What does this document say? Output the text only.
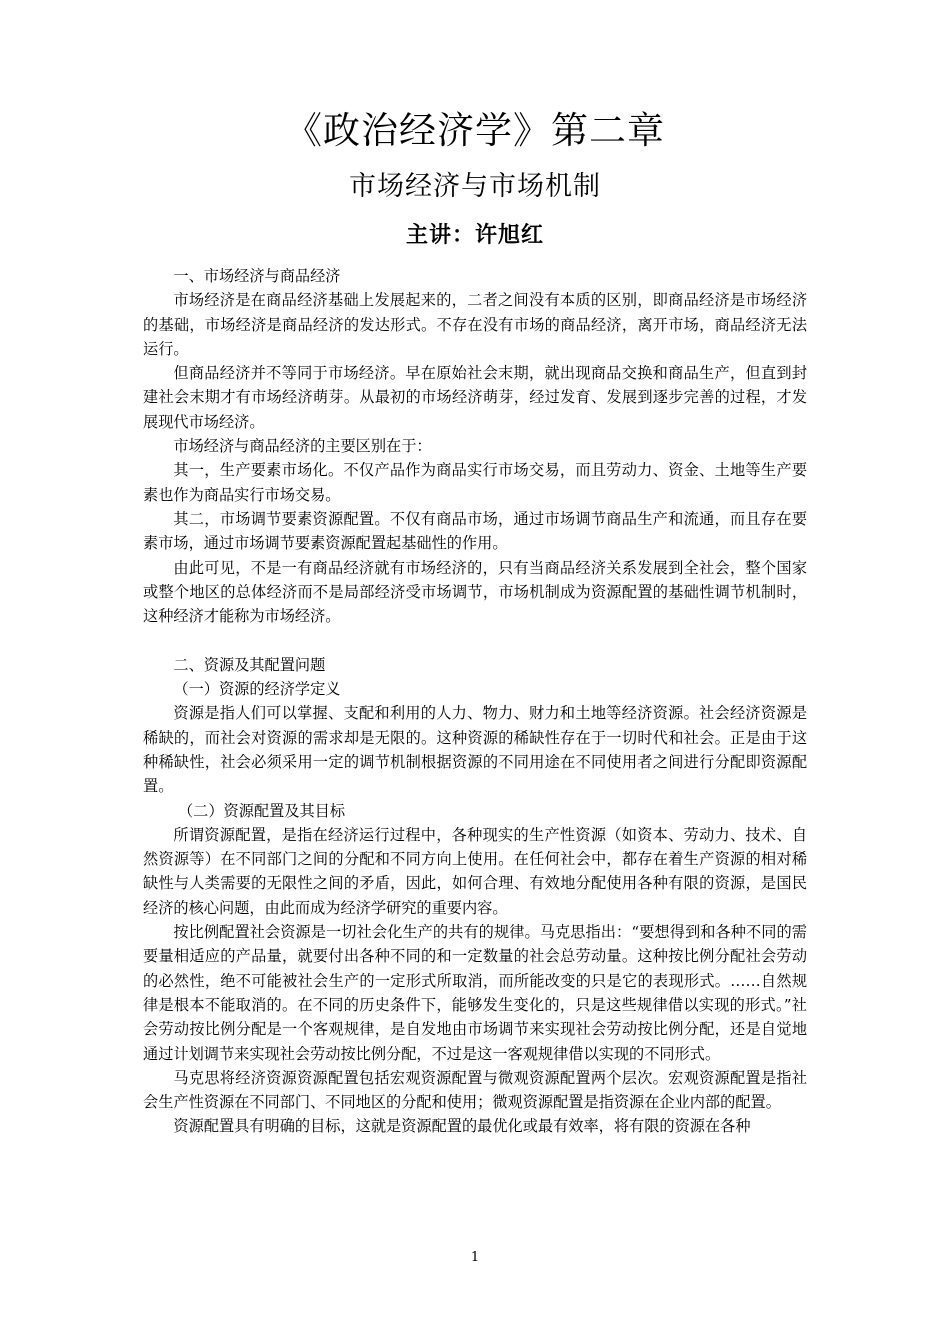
《政治经济学》第二章
市场经济与市场机制
主讲：许旭红

一、市场经济与商品经济

市场经济是在商品经济基础上发展起来的，二者之间没有本质的区别，即商品经济是市场经济的基础，市场经济是商品经济的发达形式。不存在没有市场的商品经济，离开市场，商品经济无法运行。

但商品经济并不等同于市场经济。早在原始社会末期，就出现商品交换和商品生产，但直到封建社会末期才有市场经济萌芽。从最初的市场经济萌芽，经过发育、发展到逐步完善的过程，才发展现代市场经济。

市场经济与商品经济的主要区别在于：

其一，生产要素市场化。不仅产品作为商品实行市场交易，而且劳动力、资金、土地等生产要素也作为商品实行市场交易。

其二，市场调节要素资源配置。不仅有商品市场，通过市场调节商品生产和流通，而且存在要素市场，通过市场调节要素资源配置起基础性的作用。

由此可见，不是一有商品经济就有市场经济的，只有当商品经济关系发展到全社会，整个国家或整个地区的总体经济而不是局部经济受市场调节，市场机制成为资源配置的基础性调节机制时，这种经济才能称为市场经济。

二、资源及其配置问题

（一）资源的经济学定义

资源是指人们可以掌握、支配和利用的人力、物力、财力和土地等经济资源。社会经济资源是稀缺的，而社会对资源的需求却是无限的。这种资源的稀缺性存在于一切时代和社会。正是由于这种稀缺性，社会必须采用一定的调节机制根据资源的不同用途在不同使用者之间进行分配即资源配置。

（二）资源配置及其目标

所谓资源配置，是指在经济运行过程中，各种现实的生产性资源（如资本、劳动力、技术、自然资源等）在不同部门之间的分配和不同方向上使用。在任何社会中，都存在着生产资源的相对稀缺性与人类需要的无限性之间的矛盾，因此，如何合理、有效地分配使用各种有限的资源，是国民经济的核心问题，由此而成为经济学研究的重要内容。

按比例配置社会资源是一切社会化生产的共有的规律。马克思指出：“要想得到和各种不同的需要量相适应的产品量，就要付出各种不同的和一定数量的社会总劳动量。这种按比例分配社会劳动的必然性，绝不可能被社会生产的一定形式所取消，而所能改变的只是它的表现形式。……自然规律是根本不能取消的。在不同的历史条件下，能够发生变化的，只是这些规律借以实现的形式。”社会劳动按比例分配是一个客观规律，是自发地由市场调节来实现社会劳动按比例分配，还是自觉地通过计划调节来实现社会劳动按比例分配，不过是这一客观规律借以实现的不同形式。

马克思将经济资源资源配置包括宏观资源配置与微观资源配置两个层次。宏观资源配置是指社会生产性资源在不同部门、不同地区的分配和使用；微观资源配置是指资源在企业内部的配置。

资源配置具有明确的目标，这就是资源配置的最优化或最有效率，将有限的资源在各种

1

Aim
All the records above need to be given again word for word. Skip the pictures.

Reply to the exercise
What does this document say? Output the text only.
《政治经济学》第二章
市场经济与市场机制
主讲：许旭红

一、市场经济与商品经济

市场经济是在商品经济基础上发展起来的，二者之间没有本质的区别，即商品经济是市场经济的基础，市场经济是商品经济的发达形式。不存在没有市场的商品经济，离开市场，商品经济无法运行。

但商品经济并不等同于市场经济。早在原始社会末期，就出现商品交换和商品生产，但直到封建社会末期才有市场经济萌芽。从最初的市场经济萌芽，经过发育、发展到逐步完善的过程，才发展现代市场经济。

市场经济与商品经济的主要区别在于：

其一，生产要素市场化。不仅产品作为商品实行市场交易，而且劳动力、资金、土地等生产要素也作为商品实行市场交易。

其二，市场调节要素资源配置。不仅有商品市场，通过市场调节商品生产和流通，而且存在要素市场，通过市场调节要素资源配置起基础性的作用。

由此可见，不是一有商品经济就有市场经济的，只有当商品经济关系发展到全社会，整个国家或整个地区的总体经济而不是局部经济受市场调节，市场机制成为资源配置的基础性调节机制时，这种经济才能称为市场经济。

二、资源及其配置问题

（一）资源的经济学定义

资源是指人们可以掌握、支配和利用的人力、物力、财力和土地等经济资源。社会经济资源是稀缺的，而社会对资源的需求却是无限的。这种资源的稀缺性存在于一切时代和社会。正是由于这种稀缺性，社会必须采用一定的调节机制根据资源的不同用途在不同使用者之间进行分配即资源配置。

（二）资源配置及其目标

所谓资源配置，是指在经济运行过程中，各种现实的生产性资源（如资本、劳动力、技术、自然资源等）在不同部门之间的分配和不同方向上使用。在任何社会中，都存在着生产资源的相对稀缺性与人类需要的无限性之间的矛盾，因此，如何合理、有效地分配使用各种有限的资源，是国民经济的核心问题，由此而成为经济学研究的重要内容。

按比例配置社会资源是一切社会化生产的共有的规律。马克思指出：“要想得到和各种不同的需要量相适应的产品量，就要付出各种不同的和一定数量的社会总劳动量。这种按比例分配社会劳动的必然性，绝不可能被社会生产的一定形式所取消，而所能改变的只是它的表现形式。……自然规律是根本不能取消的。在不同的历史条件下，能够发生变化的，只是这些规律借以实现的形式。”社会劳动按比例分配是一个客观规律，是自发地由市场调节来实现社会劳动按比例分配，还是自觉地通过计划调节来实现社会劳动按比例分配，不过是这一客观规律借以实现的不同形式。

马克思将经济资源资源配置包括宏观资源配置与微观资源配置两个层次。宏观资源配置是指社会生产性资源在不同部门、不同地区的分配和使用；微观资源配置是指资源在企业内部的配置。

资源配置具有明确的目标，这就是资源配置的最优化或最有效率，将有限的资源在各种

1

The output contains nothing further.